(Collection entries)
==============================
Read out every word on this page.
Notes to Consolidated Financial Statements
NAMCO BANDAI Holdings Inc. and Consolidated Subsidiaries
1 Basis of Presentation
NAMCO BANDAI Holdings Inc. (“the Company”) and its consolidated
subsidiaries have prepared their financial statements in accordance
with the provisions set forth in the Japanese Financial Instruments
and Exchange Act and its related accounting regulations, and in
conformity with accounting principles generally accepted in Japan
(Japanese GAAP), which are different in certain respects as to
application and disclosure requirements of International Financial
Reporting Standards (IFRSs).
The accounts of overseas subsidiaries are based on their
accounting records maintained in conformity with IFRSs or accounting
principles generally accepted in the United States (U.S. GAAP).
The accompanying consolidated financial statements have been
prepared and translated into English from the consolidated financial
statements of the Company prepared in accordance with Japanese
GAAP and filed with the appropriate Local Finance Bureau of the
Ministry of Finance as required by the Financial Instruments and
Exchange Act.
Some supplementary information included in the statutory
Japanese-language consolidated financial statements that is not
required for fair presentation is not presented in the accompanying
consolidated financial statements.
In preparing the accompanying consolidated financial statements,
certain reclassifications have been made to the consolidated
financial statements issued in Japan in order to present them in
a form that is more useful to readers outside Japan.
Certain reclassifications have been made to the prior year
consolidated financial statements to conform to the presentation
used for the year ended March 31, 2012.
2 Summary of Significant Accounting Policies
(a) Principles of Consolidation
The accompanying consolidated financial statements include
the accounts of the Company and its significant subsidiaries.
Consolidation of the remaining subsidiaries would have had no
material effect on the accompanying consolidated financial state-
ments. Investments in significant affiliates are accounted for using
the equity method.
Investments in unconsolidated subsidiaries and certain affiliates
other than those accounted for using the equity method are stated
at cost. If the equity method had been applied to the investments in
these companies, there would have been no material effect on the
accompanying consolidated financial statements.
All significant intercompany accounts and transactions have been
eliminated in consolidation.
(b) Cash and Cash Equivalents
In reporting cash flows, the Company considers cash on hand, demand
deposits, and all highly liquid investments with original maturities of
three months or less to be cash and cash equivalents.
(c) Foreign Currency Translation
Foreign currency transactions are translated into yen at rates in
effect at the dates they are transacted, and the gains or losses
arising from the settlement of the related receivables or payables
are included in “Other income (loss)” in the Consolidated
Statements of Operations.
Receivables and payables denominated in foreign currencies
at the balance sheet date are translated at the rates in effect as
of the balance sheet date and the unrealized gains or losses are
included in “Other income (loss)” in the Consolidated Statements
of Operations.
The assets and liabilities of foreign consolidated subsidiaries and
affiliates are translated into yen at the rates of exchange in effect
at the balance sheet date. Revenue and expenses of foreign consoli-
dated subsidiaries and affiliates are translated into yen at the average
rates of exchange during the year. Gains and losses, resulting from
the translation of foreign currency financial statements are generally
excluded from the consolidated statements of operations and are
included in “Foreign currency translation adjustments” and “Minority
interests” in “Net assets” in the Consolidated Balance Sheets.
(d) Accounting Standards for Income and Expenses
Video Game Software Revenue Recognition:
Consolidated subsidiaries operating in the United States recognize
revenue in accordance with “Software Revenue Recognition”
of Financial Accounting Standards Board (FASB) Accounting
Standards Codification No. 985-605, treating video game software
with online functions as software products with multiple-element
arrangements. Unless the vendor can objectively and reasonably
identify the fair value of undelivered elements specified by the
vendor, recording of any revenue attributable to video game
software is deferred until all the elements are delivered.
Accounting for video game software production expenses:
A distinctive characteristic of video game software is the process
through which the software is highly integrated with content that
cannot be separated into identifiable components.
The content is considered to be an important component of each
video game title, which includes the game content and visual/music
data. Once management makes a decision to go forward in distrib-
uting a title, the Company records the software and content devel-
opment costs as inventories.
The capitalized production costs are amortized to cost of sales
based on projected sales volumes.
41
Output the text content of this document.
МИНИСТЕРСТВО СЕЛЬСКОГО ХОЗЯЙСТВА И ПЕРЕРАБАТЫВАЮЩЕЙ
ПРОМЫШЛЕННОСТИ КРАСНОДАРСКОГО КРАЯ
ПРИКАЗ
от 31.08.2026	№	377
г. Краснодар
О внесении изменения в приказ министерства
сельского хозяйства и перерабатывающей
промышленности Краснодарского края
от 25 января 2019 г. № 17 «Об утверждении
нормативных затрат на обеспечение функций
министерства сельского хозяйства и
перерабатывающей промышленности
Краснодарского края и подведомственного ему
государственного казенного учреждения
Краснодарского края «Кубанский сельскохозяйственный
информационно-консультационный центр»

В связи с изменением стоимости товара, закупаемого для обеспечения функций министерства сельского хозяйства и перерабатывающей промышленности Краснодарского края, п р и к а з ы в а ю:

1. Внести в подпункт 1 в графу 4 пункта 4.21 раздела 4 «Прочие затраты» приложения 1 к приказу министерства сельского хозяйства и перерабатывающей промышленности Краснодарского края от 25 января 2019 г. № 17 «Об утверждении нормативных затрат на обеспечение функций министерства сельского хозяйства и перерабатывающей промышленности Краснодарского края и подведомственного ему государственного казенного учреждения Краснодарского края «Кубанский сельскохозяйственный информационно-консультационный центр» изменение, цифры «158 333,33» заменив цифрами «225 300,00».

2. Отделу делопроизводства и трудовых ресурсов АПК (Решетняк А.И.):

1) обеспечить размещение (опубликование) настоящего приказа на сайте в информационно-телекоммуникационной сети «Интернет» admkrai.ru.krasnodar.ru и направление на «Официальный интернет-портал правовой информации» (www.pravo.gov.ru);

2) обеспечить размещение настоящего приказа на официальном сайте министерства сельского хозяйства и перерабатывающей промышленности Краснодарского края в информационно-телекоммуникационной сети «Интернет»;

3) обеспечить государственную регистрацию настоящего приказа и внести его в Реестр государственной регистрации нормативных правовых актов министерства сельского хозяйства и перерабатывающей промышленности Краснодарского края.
==============================
▸ What needs to be done: How many lines of the listing include the string "generally"? Answer with the number alone.

▸ Answer for the task: 3